Exercise material:
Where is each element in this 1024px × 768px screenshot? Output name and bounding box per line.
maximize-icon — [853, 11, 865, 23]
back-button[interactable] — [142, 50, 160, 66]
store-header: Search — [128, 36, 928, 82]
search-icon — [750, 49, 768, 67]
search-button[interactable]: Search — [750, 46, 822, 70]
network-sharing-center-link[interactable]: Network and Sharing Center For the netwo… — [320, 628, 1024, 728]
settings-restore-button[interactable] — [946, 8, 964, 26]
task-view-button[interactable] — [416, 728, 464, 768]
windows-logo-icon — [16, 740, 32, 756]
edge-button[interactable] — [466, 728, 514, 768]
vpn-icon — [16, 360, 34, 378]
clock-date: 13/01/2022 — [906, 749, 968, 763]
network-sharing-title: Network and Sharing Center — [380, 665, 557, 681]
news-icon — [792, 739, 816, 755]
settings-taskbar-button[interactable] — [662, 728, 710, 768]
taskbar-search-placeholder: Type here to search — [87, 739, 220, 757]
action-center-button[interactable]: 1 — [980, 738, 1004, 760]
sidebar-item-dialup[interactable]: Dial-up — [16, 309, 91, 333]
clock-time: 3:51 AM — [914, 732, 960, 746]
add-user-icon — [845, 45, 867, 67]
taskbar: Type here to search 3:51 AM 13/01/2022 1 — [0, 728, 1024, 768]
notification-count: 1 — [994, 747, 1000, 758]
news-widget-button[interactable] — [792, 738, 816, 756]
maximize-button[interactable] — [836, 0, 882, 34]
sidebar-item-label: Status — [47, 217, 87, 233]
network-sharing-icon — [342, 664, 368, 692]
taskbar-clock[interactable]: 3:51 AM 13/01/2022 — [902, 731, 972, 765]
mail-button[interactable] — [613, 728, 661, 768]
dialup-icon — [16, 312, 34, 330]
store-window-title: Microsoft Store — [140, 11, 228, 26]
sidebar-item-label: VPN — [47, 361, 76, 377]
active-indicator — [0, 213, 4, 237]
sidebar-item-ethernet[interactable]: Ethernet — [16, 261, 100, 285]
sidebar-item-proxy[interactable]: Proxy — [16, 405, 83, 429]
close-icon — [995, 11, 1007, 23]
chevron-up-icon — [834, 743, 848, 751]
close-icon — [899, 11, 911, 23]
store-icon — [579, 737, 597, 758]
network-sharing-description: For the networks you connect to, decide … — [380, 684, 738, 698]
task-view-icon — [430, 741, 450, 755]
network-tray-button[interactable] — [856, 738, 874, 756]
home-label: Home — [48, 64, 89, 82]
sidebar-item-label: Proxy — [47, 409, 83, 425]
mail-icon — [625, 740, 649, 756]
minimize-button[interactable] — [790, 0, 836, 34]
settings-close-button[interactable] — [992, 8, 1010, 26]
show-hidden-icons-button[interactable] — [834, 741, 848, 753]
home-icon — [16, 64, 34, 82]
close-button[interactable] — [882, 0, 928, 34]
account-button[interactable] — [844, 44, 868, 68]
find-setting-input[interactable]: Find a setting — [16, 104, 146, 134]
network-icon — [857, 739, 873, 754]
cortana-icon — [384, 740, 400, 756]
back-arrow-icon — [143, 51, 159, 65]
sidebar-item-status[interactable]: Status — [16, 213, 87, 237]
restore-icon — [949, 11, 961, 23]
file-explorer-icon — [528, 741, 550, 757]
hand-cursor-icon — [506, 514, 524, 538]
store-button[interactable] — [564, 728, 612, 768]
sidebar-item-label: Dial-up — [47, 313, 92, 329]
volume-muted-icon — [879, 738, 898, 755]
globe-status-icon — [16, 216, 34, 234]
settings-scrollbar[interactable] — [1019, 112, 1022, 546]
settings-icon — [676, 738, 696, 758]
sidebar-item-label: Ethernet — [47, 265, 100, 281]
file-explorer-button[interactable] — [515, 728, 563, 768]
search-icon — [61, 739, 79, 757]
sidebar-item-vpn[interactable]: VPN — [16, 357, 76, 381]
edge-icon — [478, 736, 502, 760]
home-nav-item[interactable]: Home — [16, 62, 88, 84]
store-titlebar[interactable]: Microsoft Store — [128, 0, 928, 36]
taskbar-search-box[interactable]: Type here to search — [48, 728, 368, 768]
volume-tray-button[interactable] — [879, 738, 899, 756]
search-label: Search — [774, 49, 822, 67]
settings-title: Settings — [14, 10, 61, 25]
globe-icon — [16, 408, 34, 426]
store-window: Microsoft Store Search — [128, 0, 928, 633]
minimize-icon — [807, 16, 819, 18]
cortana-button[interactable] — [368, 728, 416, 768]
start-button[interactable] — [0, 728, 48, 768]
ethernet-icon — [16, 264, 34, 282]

Your instructions: Gather every line of the material above that contains the string "clock", treating uppercase and lowercase as different.

Response for this exercise:
clock-date: 13/01/2022 — [906, 749, 968, 763]
clock-time: 3:51 AM — [914, 732, 960, 746]
taskbar-clock[interactable]: 3:51 AM 13/01/2022 — [902, 731, 972, 765]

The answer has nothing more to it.